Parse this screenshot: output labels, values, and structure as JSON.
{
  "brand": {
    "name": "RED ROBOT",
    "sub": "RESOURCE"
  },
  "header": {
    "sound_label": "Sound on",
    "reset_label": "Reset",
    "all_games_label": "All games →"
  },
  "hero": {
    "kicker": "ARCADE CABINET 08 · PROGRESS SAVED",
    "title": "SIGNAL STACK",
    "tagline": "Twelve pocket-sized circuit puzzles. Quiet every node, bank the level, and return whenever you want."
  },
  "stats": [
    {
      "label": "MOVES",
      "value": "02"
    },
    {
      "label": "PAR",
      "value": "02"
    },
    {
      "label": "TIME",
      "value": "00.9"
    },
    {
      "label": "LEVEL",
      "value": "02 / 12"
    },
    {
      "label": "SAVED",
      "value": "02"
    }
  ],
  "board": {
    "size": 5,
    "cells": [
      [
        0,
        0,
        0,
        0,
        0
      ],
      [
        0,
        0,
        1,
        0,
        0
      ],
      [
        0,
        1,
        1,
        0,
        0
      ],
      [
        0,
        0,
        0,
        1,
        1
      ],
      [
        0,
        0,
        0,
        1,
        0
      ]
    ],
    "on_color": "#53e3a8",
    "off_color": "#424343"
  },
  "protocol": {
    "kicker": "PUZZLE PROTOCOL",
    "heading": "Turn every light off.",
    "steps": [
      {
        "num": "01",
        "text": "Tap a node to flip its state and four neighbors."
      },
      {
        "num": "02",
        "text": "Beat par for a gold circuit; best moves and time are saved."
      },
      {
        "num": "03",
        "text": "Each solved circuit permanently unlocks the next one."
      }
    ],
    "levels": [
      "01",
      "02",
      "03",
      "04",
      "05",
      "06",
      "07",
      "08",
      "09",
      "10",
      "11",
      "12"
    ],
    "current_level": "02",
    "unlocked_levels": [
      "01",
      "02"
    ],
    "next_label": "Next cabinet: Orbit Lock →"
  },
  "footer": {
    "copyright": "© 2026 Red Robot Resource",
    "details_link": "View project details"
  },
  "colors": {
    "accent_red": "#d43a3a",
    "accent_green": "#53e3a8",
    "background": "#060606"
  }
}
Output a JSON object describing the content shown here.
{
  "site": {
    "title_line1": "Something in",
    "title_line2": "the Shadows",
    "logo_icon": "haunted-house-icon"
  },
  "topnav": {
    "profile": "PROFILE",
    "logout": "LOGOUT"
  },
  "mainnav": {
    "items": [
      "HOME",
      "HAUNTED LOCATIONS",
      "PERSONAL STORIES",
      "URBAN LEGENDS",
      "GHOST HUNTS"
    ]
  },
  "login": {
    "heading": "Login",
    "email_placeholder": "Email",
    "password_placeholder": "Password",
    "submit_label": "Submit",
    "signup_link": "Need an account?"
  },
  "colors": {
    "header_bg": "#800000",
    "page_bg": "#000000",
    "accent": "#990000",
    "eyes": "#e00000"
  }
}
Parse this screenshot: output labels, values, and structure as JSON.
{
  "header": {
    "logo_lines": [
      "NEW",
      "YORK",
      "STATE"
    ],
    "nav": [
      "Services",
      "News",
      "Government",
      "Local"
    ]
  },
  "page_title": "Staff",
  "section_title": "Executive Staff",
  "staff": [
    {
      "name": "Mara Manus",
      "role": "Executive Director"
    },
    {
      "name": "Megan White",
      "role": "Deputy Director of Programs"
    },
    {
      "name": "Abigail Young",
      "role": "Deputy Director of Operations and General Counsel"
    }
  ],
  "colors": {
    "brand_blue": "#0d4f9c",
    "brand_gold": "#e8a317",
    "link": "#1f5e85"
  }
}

Exercise description: Write out every record shown above, word for word.

The result:
Parse this screenshot: output labels, values, and structure as JSON.
{
  "brand": {
    "name": "RED ROBOT",
    "sub": "RESOURCE"
  },
  "header": {
    "sound_label": "Sound on",
    "reset_label": "Reset",
    "all_games_label": "All games →"
  },
  "hero": {
    "kicker": "ARCADE CABINET 08 · PROGRESS SAVED",
    "title": "SIGNAL STACK",
    "tagline": "Twelve pocket-sized circuit puzzles. Quiet every node, bank the level, and return whenever you want."
  },
  "stats": [
    {
      "label": "MOVES",
      "value": "02"
    },
    {
      "label": "PAR",
      "value": "02"
    },
    {
      "label": "TIME",
      "value": "00.9"
    },
    {
      "label": "LEVEL",
      "value": "02 / 12"
    },
    {
      "label": "SAVED",
      "value": "02"
    }
  ],
  "board": {
    "size": 5,
    "cells": [
      [
        0,
        0,
        0,
        0,
        0
      ],
      [
        0,
        0,
        1,
        0,
        0
      ],
      [
        0,
        1,
        1,
        0,
        0
      ],
      [
        0,
        0,
        0,
        1,
        1
      ],
      [
        0,
        0,
        0,
        1,
        0
      ]
    ],
    "on_color": "#53e3a8",
    "off_color": "#424343"
  },
  "protocol": {
    "kicker": "PUZZLE PROTOCOL",
    "heading": "Turn every light off.",
    "steps": [
      {
        "num": "01",
        "text": "Tap a node to flip its state and four neighbors."
      },
      {
        "num": "02",
        "text": "Beat par for a gold circuit; best moves and time are saved."
      },
      {
        "num": "03",
        "text": "Each solved circuit permanently unlocks the next one."
      }
    ],
    "levels": [
      "01",
      "02",
      "03",
      "04",
      "05",
      "06",
      "07",
      "08",
      "09",
      "10",
      "11",
      "12"
    ],
    "current_level": "02",
    "unlocked_levels": [
      "01",
      "02"
    ],
    "next_label": "Next cabinet: Orbit Lock →"
  },
  "footer": {
    "copyright": "© 2026 Red Robot Resource",
    "details_link": "View project details"
  },
  "colors": {
    "accent_red": "#d43a3a",
    "accent_green": "#53e3a8",
    "background": "#060606"
  }
}
Output a JSON object describing the content shown here.
{
  "site": {
    "title_line1": "Something in",
    "title_line2": "the Shadows",
    "logo_icon": "haunted-house-icon"
  },
  "topnav": {
    "profile": "PROFILE",
    "logout": "LOGOUT"
  },
  "mainnav": {
    "items": [
      "HOME",
      "HAUNTED LOCATIONS",
      "PERSONAL STORIES",
      "URBAN LEGENDS",
      "GHOST HUNTS"
    ]
  },
  "login": {
    "heading": "Login",
    "email_placeholder": "Email",
    "password_placeholder": "Password",
    "submit_label": "Submit",
    "signup_link": "Need an account?"
  },
  "colors": {
    "header_bg": "#800000",
    "page_bg": "#000000",
    "accent": "#990000",
    "eyes": "#e00000"
  }
}
Parse this screenshot: output labels, values, and structure as JSON.
{
  "header": {
    "logo_lines": [
      "NEW",
      "YORK",
      "STATE"
    ],
    "nav": [
      "Services",
      "News",
      "Government",
      "Local"
    ]
  },
  "page_title": "Staff",
  "section_title": "Executive Staff",
  "staff": [
    {
      "name": "Mara Manus",
      "role": "Executive Director"
    },
    {
      "name": "Megan White",
      "role": "Deputy Director of Programs"
    },
    {
      "name": "Abigail Young",
      "role": "Deputy Director of Operations and General Counsel"
    }
  ],
  "colors": {
    "brand_blue": "#0d4f9c",
    "brand_gold": "#e8a317",
    "link": "#1f5e85"
  }
}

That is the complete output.